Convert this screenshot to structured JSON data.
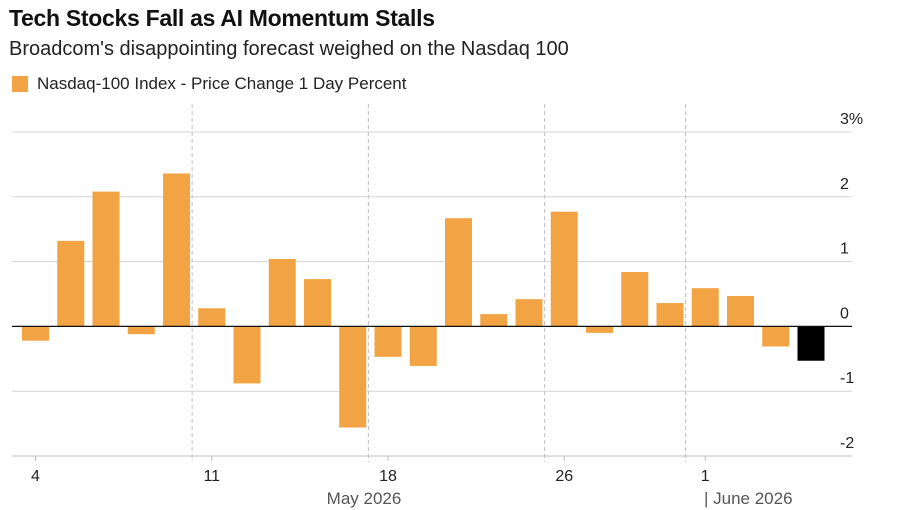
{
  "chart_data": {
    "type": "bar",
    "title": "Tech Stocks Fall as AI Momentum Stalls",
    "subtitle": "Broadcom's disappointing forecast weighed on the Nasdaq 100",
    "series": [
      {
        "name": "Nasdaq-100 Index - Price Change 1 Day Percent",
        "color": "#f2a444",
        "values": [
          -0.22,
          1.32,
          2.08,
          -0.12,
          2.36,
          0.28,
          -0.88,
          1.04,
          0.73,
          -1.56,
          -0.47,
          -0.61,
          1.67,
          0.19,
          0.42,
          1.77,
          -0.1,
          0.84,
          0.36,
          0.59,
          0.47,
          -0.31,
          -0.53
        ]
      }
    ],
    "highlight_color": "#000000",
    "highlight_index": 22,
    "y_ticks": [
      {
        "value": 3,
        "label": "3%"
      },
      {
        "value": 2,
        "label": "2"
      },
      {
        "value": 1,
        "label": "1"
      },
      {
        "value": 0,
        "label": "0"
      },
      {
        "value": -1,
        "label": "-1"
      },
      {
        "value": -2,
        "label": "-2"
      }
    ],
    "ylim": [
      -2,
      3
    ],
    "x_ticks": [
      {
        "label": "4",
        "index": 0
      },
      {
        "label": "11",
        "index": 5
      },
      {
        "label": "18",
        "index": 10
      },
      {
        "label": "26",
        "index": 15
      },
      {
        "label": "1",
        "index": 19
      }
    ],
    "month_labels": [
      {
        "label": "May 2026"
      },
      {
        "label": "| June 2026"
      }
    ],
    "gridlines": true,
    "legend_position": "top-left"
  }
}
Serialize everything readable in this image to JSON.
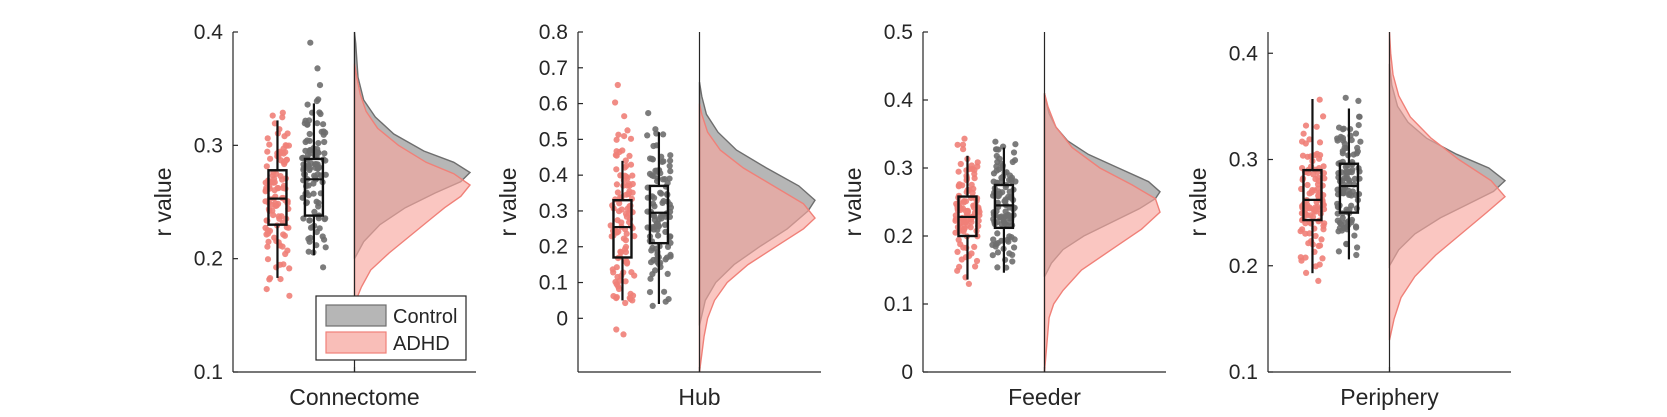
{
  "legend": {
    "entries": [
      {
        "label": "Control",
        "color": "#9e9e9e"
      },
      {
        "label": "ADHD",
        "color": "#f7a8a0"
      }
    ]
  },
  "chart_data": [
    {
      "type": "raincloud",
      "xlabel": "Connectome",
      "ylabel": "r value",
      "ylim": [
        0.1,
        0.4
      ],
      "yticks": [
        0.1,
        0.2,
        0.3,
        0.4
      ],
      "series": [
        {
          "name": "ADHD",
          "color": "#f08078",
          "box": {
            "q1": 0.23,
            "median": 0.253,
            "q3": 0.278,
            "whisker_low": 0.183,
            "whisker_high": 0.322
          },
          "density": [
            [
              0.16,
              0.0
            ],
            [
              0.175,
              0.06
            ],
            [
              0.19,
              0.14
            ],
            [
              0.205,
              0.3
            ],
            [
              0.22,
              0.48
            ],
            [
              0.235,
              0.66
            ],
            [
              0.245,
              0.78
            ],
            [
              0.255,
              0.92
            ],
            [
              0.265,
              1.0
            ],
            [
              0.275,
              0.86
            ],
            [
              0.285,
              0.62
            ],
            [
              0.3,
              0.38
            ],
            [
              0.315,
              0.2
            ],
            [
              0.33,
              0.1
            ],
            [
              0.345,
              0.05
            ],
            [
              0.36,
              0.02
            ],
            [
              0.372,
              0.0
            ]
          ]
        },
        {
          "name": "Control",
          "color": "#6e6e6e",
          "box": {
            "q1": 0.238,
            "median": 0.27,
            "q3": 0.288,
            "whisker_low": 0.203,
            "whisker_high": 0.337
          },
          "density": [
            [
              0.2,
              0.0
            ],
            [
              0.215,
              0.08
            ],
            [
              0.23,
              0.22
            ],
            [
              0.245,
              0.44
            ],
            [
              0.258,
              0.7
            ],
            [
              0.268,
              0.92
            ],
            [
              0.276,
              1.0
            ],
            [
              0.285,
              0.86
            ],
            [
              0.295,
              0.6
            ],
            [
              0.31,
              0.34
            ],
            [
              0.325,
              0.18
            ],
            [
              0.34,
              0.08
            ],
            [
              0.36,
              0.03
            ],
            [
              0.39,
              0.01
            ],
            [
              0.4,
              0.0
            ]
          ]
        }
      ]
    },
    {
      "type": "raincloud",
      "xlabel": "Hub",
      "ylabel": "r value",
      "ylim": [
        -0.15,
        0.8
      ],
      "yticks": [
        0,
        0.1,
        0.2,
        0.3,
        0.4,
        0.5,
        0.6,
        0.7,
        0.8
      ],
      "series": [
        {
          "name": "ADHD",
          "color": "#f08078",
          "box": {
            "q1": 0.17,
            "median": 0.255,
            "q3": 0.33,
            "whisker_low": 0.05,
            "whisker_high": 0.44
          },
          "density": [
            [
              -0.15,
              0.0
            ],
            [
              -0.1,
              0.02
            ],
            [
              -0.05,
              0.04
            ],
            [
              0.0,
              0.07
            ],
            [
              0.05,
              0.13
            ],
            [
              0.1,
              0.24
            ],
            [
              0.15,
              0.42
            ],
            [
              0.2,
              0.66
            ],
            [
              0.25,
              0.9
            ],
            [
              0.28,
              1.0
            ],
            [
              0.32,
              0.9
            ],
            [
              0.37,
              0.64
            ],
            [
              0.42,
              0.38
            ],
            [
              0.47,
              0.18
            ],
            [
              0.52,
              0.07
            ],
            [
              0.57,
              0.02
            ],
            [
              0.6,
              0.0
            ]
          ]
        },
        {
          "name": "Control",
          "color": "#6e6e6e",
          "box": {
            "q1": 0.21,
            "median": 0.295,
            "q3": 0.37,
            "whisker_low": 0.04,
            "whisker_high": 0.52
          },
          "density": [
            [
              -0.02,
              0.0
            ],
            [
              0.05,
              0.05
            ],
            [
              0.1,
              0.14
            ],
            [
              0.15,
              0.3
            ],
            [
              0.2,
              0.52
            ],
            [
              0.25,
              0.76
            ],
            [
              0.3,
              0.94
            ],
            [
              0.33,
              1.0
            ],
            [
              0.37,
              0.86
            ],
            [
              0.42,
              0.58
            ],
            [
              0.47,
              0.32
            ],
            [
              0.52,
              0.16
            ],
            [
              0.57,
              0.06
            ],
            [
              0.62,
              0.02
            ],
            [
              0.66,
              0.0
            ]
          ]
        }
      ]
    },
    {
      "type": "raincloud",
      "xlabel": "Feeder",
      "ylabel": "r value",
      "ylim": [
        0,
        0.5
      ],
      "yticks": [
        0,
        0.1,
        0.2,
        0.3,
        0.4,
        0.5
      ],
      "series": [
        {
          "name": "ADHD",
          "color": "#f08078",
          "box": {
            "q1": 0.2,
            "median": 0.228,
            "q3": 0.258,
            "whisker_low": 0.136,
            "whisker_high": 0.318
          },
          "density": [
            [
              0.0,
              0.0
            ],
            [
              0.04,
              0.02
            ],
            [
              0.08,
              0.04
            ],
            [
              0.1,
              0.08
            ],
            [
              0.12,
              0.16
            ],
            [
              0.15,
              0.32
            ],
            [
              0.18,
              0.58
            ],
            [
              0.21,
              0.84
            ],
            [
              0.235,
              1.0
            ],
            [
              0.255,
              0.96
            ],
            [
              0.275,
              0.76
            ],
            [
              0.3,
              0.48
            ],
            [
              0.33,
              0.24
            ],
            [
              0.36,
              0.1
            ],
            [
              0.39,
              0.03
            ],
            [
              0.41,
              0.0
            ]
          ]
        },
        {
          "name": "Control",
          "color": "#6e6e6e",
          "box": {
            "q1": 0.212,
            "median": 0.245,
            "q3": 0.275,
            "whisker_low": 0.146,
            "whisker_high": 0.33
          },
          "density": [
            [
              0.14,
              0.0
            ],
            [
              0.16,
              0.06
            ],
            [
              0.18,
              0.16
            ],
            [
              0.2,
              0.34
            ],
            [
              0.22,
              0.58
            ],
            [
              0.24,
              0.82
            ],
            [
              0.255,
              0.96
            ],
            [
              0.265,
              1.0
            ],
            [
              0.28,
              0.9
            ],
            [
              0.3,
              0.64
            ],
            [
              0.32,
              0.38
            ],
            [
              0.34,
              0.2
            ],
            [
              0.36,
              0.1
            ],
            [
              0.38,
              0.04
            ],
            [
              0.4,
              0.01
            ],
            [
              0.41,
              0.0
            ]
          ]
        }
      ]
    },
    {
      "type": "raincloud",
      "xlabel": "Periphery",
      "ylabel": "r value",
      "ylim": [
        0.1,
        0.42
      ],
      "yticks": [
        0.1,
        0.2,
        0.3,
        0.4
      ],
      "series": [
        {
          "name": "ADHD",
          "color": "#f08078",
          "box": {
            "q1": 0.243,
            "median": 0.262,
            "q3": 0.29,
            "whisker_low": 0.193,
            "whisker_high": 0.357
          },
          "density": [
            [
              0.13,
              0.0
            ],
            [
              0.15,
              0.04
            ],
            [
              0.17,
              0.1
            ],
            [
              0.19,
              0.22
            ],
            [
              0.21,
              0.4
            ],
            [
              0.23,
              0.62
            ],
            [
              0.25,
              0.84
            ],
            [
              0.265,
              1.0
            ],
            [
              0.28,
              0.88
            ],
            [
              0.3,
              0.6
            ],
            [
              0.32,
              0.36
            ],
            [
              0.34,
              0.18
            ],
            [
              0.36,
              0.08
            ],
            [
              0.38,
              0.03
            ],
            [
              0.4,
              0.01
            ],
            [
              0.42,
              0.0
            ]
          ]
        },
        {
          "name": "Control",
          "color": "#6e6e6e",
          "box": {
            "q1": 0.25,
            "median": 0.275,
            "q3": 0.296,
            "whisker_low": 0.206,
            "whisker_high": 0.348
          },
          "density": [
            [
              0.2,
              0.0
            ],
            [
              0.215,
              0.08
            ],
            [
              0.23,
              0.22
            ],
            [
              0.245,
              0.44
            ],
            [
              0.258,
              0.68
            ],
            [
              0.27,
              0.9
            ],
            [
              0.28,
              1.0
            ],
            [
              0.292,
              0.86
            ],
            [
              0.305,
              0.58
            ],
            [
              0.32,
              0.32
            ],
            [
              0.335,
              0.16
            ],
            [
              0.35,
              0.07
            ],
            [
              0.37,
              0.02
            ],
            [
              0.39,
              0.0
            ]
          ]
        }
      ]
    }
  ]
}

++++++

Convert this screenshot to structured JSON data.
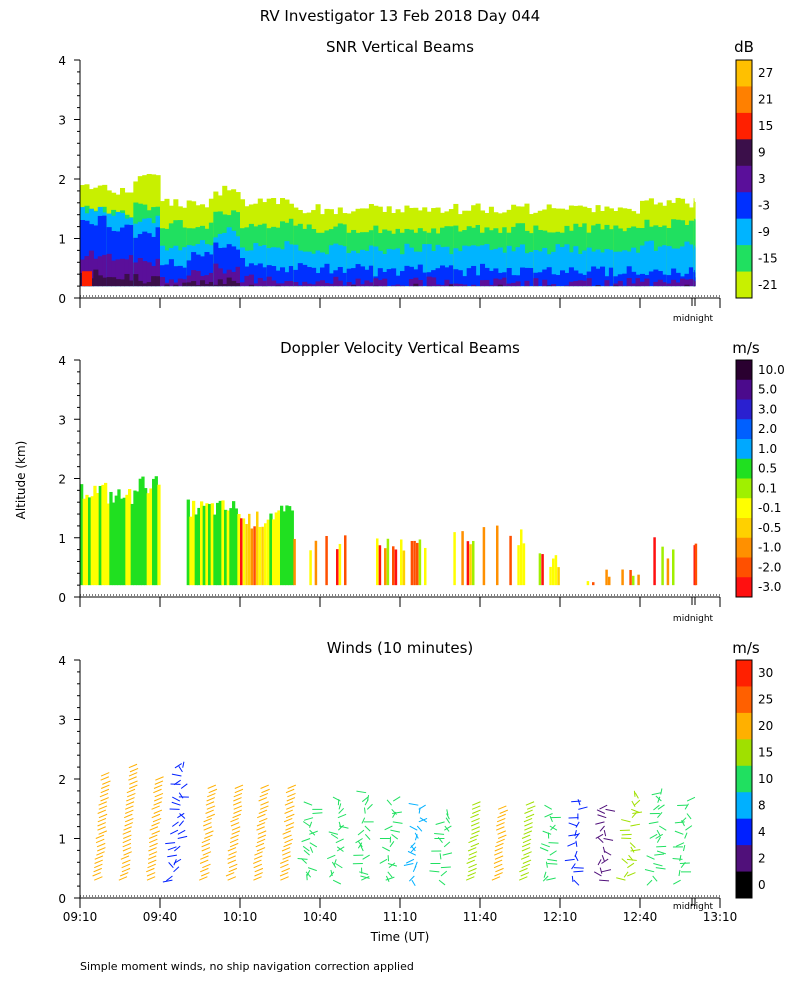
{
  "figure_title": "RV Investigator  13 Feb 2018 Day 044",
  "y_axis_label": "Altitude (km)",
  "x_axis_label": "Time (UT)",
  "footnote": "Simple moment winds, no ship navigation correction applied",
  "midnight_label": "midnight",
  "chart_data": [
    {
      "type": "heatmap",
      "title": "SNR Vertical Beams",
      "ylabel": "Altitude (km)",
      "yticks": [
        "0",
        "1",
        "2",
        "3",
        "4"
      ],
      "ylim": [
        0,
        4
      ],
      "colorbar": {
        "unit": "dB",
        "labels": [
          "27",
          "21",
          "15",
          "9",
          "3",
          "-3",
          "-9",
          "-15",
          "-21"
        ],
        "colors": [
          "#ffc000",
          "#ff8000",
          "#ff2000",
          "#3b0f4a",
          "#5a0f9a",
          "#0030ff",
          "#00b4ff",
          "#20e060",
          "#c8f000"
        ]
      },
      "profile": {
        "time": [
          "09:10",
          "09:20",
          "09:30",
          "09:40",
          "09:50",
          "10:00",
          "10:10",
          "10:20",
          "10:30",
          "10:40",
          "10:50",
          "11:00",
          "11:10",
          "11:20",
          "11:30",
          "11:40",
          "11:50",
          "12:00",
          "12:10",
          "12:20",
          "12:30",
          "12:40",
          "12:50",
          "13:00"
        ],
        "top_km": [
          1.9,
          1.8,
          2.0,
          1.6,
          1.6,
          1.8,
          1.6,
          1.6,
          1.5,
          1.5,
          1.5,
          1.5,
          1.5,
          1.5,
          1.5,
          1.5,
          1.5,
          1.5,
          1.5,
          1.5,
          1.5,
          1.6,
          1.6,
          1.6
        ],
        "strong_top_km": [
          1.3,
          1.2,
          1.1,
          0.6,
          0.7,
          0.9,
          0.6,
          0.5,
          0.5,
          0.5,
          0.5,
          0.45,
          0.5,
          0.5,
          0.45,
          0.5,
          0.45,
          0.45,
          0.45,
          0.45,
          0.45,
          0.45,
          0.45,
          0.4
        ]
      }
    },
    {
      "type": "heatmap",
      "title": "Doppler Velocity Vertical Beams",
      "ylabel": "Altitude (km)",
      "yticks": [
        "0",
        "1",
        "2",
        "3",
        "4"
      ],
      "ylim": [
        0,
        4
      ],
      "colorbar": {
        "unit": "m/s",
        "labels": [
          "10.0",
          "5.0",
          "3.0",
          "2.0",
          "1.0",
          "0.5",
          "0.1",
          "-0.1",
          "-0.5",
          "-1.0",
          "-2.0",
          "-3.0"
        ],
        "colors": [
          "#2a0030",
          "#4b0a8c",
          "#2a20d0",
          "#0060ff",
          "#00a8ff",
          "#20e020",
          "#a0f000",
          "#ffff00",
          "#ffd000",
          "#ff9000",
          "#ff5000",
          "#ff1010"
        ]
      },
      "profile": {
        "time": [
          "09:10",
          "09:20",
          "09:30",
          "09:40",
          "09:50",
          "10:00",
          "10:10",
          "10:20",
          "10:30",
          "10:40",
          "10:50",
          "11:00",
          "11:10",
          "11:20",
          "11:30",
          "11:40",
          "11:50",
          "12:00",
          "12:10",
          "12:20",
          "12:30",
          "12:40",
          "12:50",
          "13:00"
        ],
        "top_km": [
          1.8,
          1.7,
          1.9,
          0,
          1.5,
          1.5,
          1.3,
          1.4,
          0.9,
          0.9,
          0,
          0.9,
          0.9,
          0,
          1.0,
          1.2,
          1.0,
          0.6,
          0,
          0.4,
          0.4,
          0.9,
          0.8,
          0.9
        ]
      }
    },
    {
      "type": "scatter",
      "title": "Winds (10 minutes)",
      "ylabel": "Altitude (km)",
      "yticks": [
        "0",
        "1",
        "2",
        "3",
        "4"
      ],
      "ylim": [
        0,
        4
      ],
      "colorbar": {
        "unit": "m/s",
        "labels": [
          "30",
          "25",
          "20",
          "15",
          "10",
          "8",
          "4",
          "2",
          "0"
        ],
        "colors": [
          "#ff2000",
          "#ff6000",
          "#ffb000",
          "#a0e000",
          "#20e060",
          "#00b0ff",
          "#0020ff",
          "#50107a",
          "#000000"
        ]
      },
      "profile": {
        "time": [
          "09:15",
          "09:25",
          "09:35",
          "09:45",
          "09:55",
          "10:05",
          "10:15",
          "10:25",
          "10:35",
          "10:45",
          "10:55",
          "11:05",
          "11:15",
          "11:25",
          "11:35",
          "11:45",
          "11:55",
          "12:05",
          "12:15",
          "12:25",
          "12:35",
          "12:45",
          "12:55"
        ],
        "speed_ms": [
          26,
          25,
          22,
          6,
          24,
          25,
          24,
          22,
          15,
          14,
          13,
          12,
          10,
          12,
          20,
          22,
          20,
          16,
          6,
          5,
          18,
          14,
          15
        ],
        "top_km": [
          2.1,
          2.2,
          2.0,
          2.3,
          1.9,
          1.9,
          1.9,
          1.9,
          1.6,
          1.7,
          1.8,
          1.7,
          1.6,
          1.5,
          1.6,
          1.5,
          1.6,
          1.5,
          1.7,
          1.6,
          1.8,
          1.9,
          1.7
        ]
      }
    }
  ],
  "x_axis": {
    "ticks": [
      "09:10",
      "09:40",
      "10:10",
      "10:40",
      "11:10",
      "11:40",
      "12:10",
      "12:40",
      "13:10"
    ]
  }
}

++++++

Going through the lines above one by one, tally those with the word "median" and give only the total.

[Exercise solution] 8